Copy all entries without alteration and skip the pictures they hold.

Dataset entries:
+ + + +

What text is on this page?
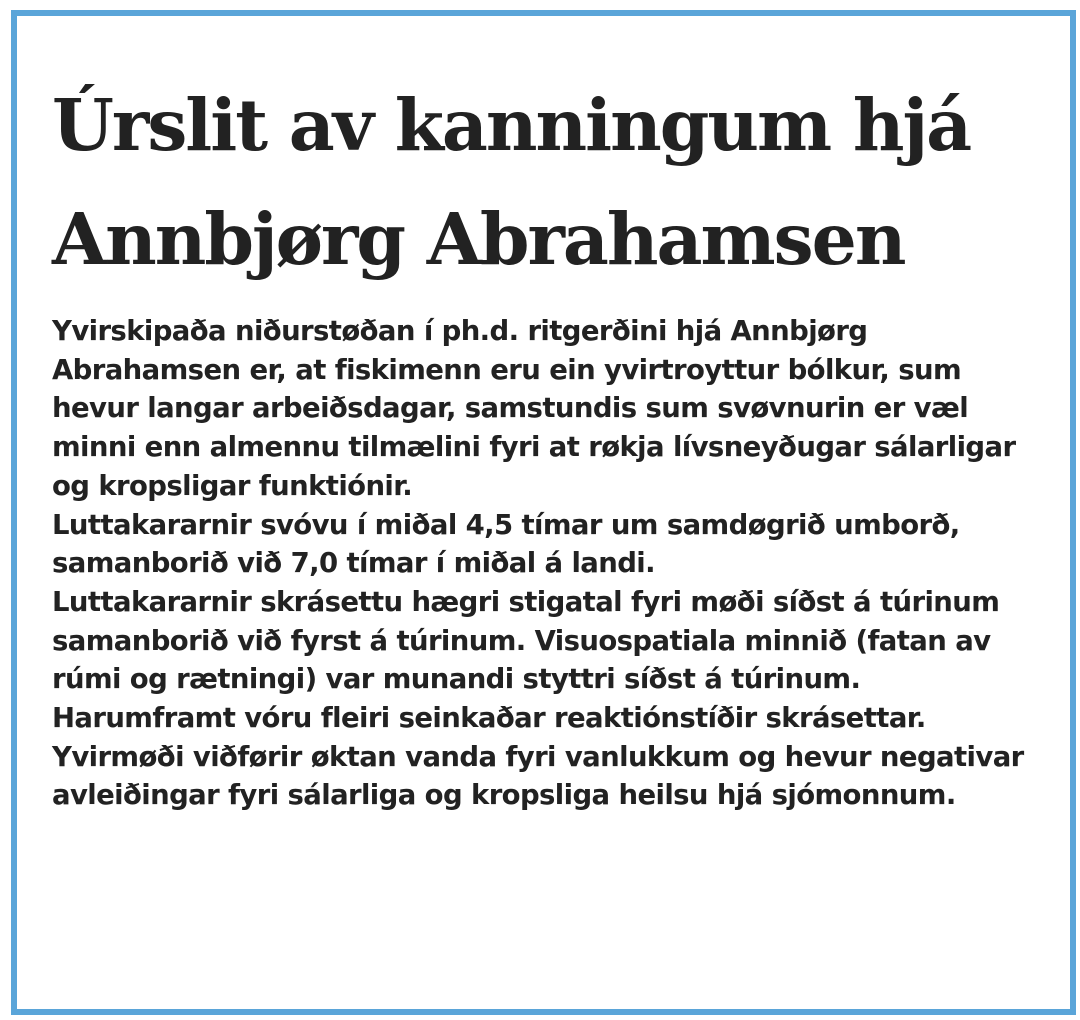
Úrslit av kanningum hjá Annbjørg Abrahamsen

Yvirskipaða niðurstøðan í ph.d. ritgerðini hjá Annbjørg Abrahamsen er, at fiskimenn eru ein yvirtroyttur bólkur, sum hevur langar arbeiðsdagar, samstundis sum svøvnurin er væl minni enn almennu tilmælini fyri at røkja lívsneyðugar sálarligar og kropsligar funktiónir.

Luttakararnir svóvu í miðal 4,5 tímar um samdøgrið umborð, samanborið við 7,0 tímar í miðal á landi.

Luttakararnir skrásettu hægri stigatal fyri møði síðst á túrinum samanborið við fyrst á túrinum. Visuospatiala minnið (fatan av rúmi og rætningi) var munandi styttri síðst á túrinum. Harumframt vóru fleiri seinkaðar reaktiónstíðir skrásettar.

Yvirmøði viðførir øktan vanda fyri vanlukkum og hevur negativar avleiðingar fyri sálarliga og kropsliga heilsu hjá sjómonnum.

+ + + +

The solution:
What text is on this page?
Úrslit av kanningum hjá Annbjørg Abrahamsen

Yvirskipaða niðurstøðan í ph.d. ritgerðini hjá Annbjørg Abrahamsen er, at fiskimenn eru ein yvirtroyttur bólkur, sum hevur langar arbeiðsdagar, samstundis sum svøvnurin er væl minni enn almennu tilmælini fyri at røkja lívsneyðugar sálarligar og kropsligar funktiónir.

Luttakararnir svóvu í miðal 4,5 tímar um samdøgrið umborð, samanborið við 7,0 tímar í miðal á landi.

Luttakararnir skrásettu hægri stigatal fyri møði síðst á túrinum samanborið við fyrst á túrinum. Visuospatiala minnið (fatan av rúmi og rætningi) var munandi styttri síðst á túrinum. Harumframt vóru fleiri seinkaðar reaktiónstíðir skrásettar.

Yvirmøði viðførir øktan vanda fyri vanlukkum og hevur negativar avleiðingar fyri sálarliga og kropsliga heilsu hjá sjómonnum.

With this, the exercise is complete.